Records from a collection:
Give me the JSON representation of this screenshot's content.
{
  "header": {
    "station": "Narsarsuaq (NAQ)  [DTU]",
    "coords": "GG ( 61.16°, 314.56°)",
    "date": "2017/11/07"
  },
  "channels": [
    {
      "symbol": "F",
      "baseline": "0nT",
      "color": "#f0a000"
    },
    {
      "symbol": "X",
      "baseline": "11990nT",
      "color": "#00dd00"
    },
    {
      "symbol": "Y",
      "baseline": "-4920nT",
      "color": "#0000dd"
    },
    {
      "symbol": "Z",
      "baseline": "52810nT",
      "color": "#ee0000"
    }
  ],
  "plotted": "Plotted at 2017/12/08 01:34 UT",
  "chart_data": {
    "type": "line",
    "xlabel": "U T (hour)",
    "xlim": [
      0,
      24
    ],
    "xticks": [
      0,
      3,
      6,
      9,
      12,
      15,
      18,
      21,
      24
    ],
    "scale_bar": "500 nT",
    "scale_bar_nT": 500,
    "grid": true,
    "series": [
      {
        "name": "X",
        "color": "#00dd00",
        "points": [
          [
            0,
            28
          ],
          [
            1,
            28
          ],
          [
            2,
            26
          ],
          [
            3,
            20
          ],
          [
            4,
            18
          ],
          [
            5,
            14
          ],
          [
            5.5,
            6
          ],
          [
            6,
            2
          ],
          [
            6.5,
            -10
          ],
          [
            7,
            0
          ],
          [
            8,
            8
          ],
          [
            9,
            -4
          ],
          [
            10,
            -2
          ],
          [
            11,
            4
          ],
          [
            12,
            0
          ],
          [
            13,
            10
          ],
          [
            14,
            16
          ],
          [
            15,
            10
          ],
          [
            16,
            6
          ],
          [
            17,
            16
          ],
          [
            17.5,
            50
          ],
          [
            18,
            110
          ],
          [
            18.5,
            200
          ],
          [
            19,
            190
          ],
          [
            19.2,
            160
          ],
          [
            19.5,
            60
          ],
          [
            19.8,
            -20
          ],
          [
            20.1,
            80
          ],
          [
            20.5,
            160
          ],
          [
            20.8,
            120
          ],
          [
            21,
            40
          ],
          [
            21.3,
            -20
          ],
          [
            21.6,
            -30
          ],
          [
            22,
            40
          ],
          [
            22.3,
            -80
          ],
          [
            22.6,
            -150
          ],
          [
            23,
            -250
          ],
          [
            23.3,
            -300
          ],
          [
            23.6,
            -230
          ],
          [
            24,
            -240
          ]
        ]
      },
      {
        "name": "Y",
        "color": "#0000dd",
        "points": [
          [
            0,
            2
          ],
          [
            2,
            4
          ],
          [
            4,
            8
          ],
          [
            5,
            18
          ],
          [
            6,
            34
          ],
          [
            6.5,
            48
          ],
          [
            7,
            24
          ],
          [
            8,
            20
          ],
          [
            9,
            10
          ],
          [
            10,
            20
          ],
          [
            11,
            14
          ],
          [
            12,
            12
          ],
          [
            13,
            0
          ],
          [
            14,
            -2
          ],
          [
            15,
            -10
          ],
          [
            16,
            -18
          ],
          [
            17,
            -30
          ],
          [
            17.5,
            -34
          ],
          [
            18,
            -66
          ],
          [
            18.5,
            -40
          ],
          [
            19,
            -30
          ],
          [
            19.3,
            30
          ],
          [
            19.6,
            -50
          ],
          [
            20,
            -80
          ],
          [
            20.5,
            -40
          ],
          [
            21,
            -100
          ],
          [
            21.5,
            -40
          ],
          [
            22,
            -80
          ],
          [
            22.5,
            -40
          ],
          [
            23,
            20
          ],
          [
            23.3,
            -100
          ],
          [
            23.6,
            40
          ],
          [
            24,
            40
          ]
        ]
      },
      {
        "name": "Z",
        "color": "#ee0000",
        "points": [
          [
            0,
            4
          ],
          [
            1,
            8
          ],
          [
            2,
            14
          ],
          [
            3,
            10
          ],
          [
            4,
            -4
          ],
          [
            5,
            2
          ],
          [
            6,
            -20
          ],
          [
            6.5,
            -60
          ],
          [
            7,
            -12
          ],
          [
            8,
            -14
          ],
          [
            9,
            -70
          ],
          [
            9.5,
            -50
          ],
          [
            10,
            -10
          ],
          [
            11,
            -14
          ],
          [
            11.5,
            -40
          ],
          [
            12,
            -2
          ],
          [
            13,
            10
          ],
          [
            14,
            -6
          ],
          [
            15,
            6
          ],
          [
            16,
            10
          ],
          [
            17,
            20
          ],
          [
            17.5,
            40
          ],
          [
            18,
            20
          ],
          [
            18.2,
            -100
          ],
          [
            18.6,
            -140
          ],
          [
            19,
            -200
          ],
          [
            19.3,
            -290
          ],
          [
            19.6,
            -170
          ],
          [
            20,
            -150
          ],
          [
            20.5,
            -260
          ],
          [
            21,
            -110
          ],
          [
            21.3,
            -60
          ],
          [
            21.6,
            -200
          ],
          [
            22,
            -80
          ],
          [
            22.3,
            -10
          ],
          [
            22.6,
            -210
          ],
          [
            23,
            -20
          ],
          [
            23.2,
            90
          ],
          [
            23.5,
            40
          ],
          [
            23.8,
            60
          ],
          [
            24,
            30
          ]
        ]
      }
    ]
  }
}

* What the exercise asks: Please set down the whole listing above without altering a single line.

* Written solution:
Give me the JSON representation of this screenshot's content.
{
  "header": {
    "station": "Narsarsuaq (NAQ)  [DTU]",
    "coords": "GG ( 61.16°, 314.56°)",
    "date": "2017/11/07"
  },
  "channels": [
    {
      "symbol": "F",
      "baseline": "0nT",
      "color": "#f0a000"
    },
    {
      "symbol": "X",
      "baseline": "11990nT",
      "color": "#00dd00"
    },
    {
      "symbol": "Y",
      "baseline": "-4920nT",
      "color": "#0000dd"
    },
    {
      "symbol": "Z",
      "baseline": "52810nT",
      "color": "#ee0000"
    }
  ],
  "plotted": "Plotted at 2017/12/08 01:34 UT",
  "chart_data": {
    "type": "line",
    "xlabel": "U T (hour)",
    "xlim": [
      0,
      24
    ],
    "xticks": [
      0,
      3,
      6,
      9,
      12,
      15,
      18,
      21,
      24
    ],
    "scale_bar": "500 nT",
    "scale_bar_nT": 500,
    "grid": true,
    "series": [
      {
        "name": "X",
        "color": "#00dd00",
        "points": [
          [
            0,
            28
          ],
          [
            1,
            28
          ],
          [
            2,
            26
          ],
          [
            3,
            20
          ],
          [
            4,
            18
          ],
          [
            5,
            14
          ],
          [
            5.5,
            6
          ],
          [
            6,
            2
          ],
          [
            6.5,
            -10
          ],
          [
            7,
            0
          ],
          [
            8,
            8
          ],
          [
            9,
            -4
          ],
          [
            10,
            -2
          ],
          [
            11,
            4
          ],
          [
            12,
            0
          ],
          [
            13,
            10
          ],
          [
            14,
            16
          ],
          [
            15,
            10
          ],
          [
            16,
            6
          ],
          [
            17,
            16
          ],
          [
            17.5,
            50
          ],
          [
            18,
            110
          ],
          [
            18.5,
            200
          ],
          [
            19,
            190
          ],
          [
            19.2,
            160
          ],
          [
            19.5,
            60
          ],
          [
            19.8,
            -20
          ],
          [
            20.1,
            80
          ],
          [
            20.5,
            160
          ],
          [
            20.8,
            120
          ],
          [
            21,
            40
          ],
          [
            21.3,
            -20
          ],
          [
            21.6,
            -30
          ],
          [
            22,
            40
          ],
          [
            22.3,
            -80
          ],
          [
            22.6,
            -150
          ],
          [
            23,
            -250
          ],
          [
            23.3,
            -300
          ],
          [
            23.6,
            -230
          ],
          [
            24,
            -240
          ]
        ]
      },
      {
        "name": "Y",
        "color": "#0000dd",
        "points": [
          [
            0,
            2
          ],
          [
            2,
            4
          ],
          [
            4,
            8
          ],
          [
            5,
            18
          ],
          [
            6,
            34
          ],
          [
            6.5,
            48
          ],
          [
            7,
            24
          ],
          [
            8,
            20
          ],
          [
            9,
            10
          ],
          [
            10,
            20
          ],
          [
            11,
            14
          ],
          [
            12,
            12
          ],
          [
            13,
            0
          ],
          [
            14,
            -2
          ],
          [
            15,
            -10
          ],
          [
            16,
            -18
          ],
          [
            17,
            -30
          ],
          [
            17.5,
            -34
          ],
          [
            18,
            -66
          ],
          [
            18.5,
            -40
          ],
          [
            19,
            -30
          ],
          [
            19.3,
            30
          ],
          [
            19.6,
            -50
          ],
          [
            20,
            -80
          ],
          [
            20.5,
            -40
          ],
          [
            21,
            -100
          ],
          [
            21.5,
            -40
          ],
          [
            22,
            -80
          ],
          [
            22.5,
            -40
          ],
          [
            23,
            20
          ],
          [
            23.3,
            -100
          ],
          [
            23.6,
            40
          ],
          [
            24,
            40
          ]
        ]
      },
      {
        "name": "Z",
        "color": "#ee0000",
        "points": [
          [
            0,
            4
          ],
          [
            1,
            8
          ],
          [
            2,
            14
          ],
          [
            3,
            10
          ],
          [
            4,
            -4
          ],
          [
            5,
            2
          ],
          [
            6,
            -20
          ],
          [
            6.5,
            -60
          ],
          [
            7,
            -12
          ],
          [
            8,
            -14
          ],
          [
            9,
            -70
          ],
          [
            9.5,
            -50
          ],
          [
            10,
            -10
          ],
          [
            11,
            -14
          ],
          [
            11.5,
            -40
          ],
          [
            12,
            -2
          ],
          [
            13,
            10
          ],
          [
            14,
            -6
          ],
          [
            15,
            6
          ],
          [
            16,
            10
          ],
          [
            17,
            20
          ],
          [
            17.5,
            40
          ],
          [
            18,
            20
          ],
          [
            18.2,
            -100
          ],
          [
            18.6,
            -140
          ],
          [
            19,
            -200
          ],
          [
            19.3,
            -290
          ],
          [
            19.6,
            -170
          ],
          [
            20,
            -150
          ],
          [
            20.5,
            -260
          ],
          [
            21,
            -110
          ],
          [
            21.3,
            -60
          ],
          [
            21.6,
            -200
          ],
          [
            22,
            -80
          ],
          [
            22.3,
            -10
          ],
          [
            22.6,
            -210
          ],
          [
            23,
            -20
          ],
          [
            23.2,
            90
          ],
          [
            23.5,
            40
          ],
          [
            23.8,
            60
          ],
          [
            24,
            30
          ]
        ]
      }
    ]
  }
}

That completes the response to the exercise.